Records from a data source
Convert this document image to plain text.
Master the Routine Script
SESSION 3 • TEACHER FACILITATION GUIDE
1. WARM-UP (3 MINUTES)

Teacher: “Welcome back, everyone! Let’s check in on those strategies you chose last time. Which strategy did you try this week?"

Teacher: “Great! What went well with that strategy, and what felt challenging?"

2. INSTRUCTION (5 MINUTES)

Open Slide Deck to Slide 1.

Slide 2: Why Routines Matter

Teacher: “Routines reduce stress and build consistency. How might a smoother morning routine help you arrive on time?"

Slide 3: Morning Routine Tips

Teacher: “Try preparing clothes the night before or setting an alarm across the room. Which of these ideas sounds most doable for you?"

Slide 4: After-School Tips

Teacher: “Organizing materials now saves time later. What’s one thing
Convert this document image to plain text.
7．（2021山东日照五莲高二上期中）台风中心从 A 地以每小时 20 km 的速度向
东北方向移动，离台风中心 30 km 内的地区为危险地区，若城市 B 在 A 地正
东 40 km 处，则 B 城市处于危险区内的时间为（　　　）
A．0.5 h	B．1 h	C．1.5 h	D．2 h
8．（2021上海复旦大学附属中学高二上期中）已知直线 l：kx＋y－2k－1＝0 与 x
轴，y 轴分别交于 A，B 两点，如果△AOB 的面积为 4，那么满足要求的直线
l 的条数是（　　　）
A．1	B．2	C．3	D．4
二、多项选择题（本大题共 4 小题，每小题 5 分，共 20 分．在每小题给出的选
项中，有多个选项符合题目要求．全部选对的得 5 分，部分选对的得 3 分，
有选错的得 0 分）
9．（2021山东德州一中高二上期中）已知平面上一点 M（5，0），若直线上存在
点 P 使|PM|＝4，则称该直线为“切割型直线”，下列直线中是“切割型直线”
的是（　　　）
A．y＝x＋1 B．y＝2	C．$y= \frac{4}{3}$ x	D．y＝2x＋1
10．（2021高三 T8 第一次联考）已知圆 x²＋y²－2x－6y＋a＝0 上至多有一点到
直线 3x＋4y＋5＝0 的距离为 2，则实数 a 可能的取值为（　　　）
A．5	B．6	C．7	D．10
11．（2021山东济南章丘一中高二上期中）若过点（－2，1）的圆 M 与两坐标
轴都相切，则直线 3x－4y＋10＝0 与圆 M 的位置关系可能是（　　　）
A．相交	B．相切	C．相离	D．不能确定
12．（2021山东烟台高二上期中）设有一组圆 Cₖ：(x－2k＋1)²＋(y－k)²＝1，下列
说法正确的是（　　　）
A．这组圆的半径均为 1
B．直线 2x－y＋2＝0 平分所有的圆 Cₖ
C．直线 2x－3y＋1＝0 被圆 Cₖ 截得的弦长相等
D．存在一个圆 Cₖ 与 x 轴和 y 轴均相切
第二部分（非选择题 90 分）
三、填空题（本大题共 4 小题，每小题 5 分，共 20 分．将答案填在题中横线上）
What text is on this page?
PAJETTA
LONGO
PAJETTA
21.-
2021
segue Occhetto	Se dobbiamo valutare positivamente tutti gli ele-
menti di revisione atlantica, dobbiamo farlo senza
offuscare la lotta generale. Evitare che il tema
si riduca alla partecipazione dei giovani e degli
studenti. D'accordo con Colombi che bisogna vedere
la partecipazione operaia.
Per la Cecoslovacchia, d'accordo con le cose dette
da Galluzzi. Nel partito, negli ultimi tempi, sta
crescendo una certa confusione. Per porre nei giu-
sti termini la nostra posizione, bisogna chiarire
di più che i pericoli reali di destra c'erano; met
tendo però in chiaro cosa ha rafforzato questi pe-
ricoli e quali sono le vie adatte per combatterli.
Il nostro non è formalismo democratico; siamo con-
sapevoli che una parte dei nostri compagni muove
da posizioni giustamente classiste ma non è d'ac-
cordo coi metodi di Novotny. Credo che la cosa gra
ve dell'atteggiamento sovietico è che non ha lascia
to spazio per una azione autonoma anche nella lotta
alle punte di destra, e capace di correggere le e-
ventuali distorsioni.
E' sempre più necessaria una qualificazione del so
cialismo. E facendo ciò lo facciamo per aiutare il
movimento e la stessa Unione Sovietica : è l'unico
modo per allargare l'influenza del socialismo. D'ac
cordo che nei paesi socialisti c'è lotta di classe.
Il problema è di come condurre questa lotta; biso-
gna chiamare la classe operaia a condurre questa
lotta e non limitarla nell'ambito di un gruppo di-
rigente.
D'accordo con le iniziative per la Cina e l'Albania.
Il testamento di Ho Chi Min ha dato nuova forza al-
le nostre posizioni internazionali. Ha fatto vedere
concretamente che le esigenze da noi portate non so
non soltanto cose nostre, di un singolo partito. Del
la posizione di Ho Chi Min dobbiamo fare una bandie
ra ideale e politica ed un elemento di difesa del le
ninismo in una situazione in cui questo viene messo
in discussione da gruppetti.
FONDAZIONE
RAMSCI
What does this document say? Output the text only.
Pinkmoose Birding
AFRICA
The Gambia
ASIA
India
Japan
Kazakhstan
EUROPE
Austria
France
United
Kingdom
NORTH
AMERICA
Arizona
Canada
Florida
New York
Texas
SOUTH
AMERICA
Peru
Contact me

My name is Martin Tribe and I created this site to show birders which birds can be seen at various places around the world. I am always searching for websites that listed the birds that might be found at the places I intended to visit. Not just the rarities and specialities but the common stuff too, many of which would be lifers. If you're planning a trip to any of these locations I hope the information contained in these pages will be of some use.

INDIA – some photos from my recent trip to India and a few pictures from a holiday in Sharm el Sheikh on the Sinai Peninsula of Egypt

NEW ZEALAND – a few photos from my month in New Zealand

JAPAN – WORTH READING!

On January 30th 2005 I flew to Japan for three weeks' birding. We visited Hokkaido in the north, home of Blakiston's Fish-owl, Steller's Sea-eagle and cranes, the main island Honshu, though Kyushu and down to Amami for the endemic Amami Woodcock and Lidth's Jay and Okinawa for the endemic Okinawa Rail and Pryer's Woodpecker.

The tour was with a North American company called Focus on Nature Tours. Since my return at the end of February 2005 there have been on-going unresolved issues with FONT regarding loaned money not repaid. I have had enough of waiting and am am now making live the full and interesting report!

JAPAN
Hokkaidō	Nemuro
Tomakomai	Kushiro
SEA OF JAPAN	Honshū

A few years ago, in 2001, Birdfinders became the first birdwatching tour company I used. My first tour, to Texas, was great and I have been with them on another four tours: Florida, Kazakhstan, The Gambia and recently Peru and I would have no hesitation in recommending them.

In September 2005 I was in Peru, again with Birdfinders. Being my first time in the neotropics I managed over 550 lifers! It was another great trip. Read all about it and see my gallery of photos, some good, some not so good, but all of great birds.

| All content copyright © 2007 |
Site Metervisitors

◆ **What is needed**
Repeat the material from above exactly, word for word.

◆ **Task solution**
Convert this document image to plain text.
Master the Routine Script
SESSION 3 • TEACHER FACILITATION GUIDE
1. WARM-UP (3 MINUTES)

Teacher: “Welcome back, everyone! Let’s check in on those strategies you chose last time. Which strategy did you try this week?"

Teacher: “Great! What went well with that strategy, and what felt challenging?"

2. INSTRUCTION (5 MINUTES)

Open Slide Deck to Slide 1.

Slide 2: Why Routines Matter

Teacher: “Routines reduce stress and build consistency. How might a smoother morning routine help you arrive on time?"

Slide 3: Morning Routine Tips

Teacher: “Try preparing clothes the night before or setting an alarm across the room. Which of these ideas sounds most doable for you?"

Slide 4: After-School Tips

Teacher: “Organizing materials now saves time later. What’s one thing
Convert this document image to plain text.
7．（2021山东日照五莲高二上期中）台风中心从 A 地以每小时 20 km 的速度向
东北方向移动，离台风中心 30 km 内的地区为危险地区，若城市 B 在 A 地正
东 40 km 处，则 B 城市处于危险区内的时间为（　　　）
A．0.5 h	B．1 h	C．1.5 h	D．2 h
8．（2021上海复旦大学附属中学高二上期中）已知直线 l：kx＋y－2k－1＝0 与 x
轴，y 轴分别交于 A，B 两点，如果△AOB 的面积为 4，那么满足要求的直线
l 的条数是（　　　）
A．1	B．2	C．3	D．4
二、多项选择题（本大题共 4 小题，每小题 5 分，共 20 分．在每小题给出的选
项中，有多个选项符合题目要求．全部选对的得 5 分，部分选对的得 3 分，
有选错的得 0 分）
9．（2021山东德州一中高二上期中）已知平面上一点 M（5，0），若直线上存在
点 P 使|PM|＝4，则称该直线为“切割型直线”，下列直线中是“切割型直线”
的是（　　　）
A．y＝x＋1 B．y＝2	C．$y= \frac{4}{3}$ x	D．y＝2x＋1
10．（2021高三 T8 第一次联考）已知圆 x²＋y²－2x－6y＋a＝0 上至多有一点到
直线 3x＋4y＋5＝0 的距离为 2，则实数 a 可能的取值为（　　　）
A．5	B．6	C．7	D．10
11．（2021山东济南章丘一中高二上期中）若过点（－2，1）的圆 M 与两坐标
轴都相切，则直线 3x－4y＋10＝0 与圆 M 的位置关系可能是（　　　）
A．相交	B．相切	C．相离	D．不能确定
12．（2021山东烟台高二上期中）设有一组圆 Cₖ：(x－2k＋1)²＋(y－k)²＝1，下列
说法正确的是（　　　）
A．这组圆的半径均为 1
B．直线 2x－y＋2＝0 平分所有的圆 Cₖ
C．直线 2x－3y＋1＝0 被圆 Cₖ 截得的弦长相等
D．存在一个圆 Cₖ 与 x 轴和 y 轴均相切
第二部分（非选择题 90 分）
三、填空题（本大题共 4 小题，每小题 5 分，共 20 分．将答案填在题中横线上）
What text is on this page?
PAJETTA
LONGO
PAJETTA
21.-
2021
segue Occhetto	Se dobbiamo valutare positivamente tutti gli ele-
menti di revisione atlantica, dobbiamo farlo senza
offuscare la lotta generale. Evitare che il tema
si riduca alla partecipazione dei giovani e degli
studenti. D'accordo con Colombi che bisogna vedere
la partecipazione operaia.
Per la Cecoslovacchia, d'accordo con le cose dette
da Galluzzi. Nel partito, negli ultimi tempi, sta
crescendo una certa confusione. Per porre nei giu-
sti termini la nostra posizione, bisogna chiarire
di più che i pericoli reali di destra c'erano; met
tendo però in chiaro cosa ha rafforzato questi pe-
ricoli e quali sono le vie adatte per combatterli.
Il nostro non è formalismo democratico; siamo con-
sapevoli che una parte dei nostri compagni muove
da posizioni giustamente classiste ma non è d'ac-
cordo coi metodi di Novotny. Credo che la cosa gra
ve dell'atteggiamento sovietico è che non ha lascia
to spazio per una azione autonoma anche nella lotta
alle punte di destra, e capace di correggere le e-
ventuali distorsioni.
E' sempre più necessaria una qualificazione del so
cialismo. E facendo ciò lo facciamo per aiutare il
movimento e la stessa Unione Sovietica : è l'unico
modo per allargare l'influenza del socialismo. D'ac
cordo che nei paesi socialisti c'è lotta di classe.
Il problema è di come condurre questa lotta; biso-
gna chiamare la classe operaia a condurre questa
lotta e non limitarla nell'ambito di un gruppo di-
rigente.
D'accordo con le iniziative per la Cina e l'Albania.
Il testamento di Ho Chi Min ha dato nuova forza al-
le nostre posizioni internazionali. Ha fatto vedere
concretamente che le esigenze da noi portate non so
non soltanto cose nostre, di un singolo partito. Del
la posizione di Ho Chi Min dobbiamo fare una bandie
ra ideale e politica ed un elemento di difesa del le
ninismo in una situazione in cui questo viene messo
in discussione da gruppetti.
FONDAZIONE
RAMSCI
What does this document say? Output the text only.
Pinkmoose Birding
AFRICA
The Gambia
ASIA
India
Japan
Kazakhstan
EUROPE
Austria
France
United
Kingdom
NORTH
AMERICA
Arizona
Canada
Florida
New York
Texas
SOUTH
AMERICA
Peru
Contact me

My name is Martin Tribe and I created this site to show birders which birds can be seen at various places around the world. I am always searching for websites that listed the birds that might be found at the places I intended to visit. Not just the rarities and specialities but the common stuff too, many of which would be lifers. If you're planning a trip to any of these locations I hope the information contained in these pages will be of some use.

INDIA – some photos from my recent trip to India and a few pictures from a holiday in Sharm el Sheikh on the Sinai Peninsula of Egypt

NEW ZEALAND – a few photos from my month in New Zealand

JAPAN – WORTH READING!

On January 30th 2005 I flew to Japan for three weeks' birding. We visited Hokkaido in the north, home of Blakiston's Fish-owl, Steller's Sea-eagle and cranes, the main island Honshu, though Kyushu and down to Amami for the endemic Amami Woodcock and Lidth's Jay and Okinawa for the endemic Okinawa Rail and Pryer's Woodpecker.

The tour was with a North American company called Focus on Nature Tours. Since my return at the end of February 2005 there have been on-going unresolved issues with FONT regarding loaned money not repaid. I have had enough of waiting and am am now making live the full and interesting report!

JAPAN
Hokkaidō	Nemuro
Tomakomai	Kushiro
SEA OF JAPAN	Honshū

A few years ago, in 2001, Birdfinders became the first birdwatching tour company I used. My first tour, to Texas, was great and I have been with them on another four tours: Florida, Kazakhstan, The Gambia and recently Peru and I would have no hesitation in recommending them.

In September 2005 I was in Peru, again with Birdfinders. Being my first time in the neotropics I managed over 550 lifers! It was another great trip. Read all about it and see my gallery of photos, some good, some not so good, but all of great birds.

| All content copyright © 2007 |
Site Metervisitors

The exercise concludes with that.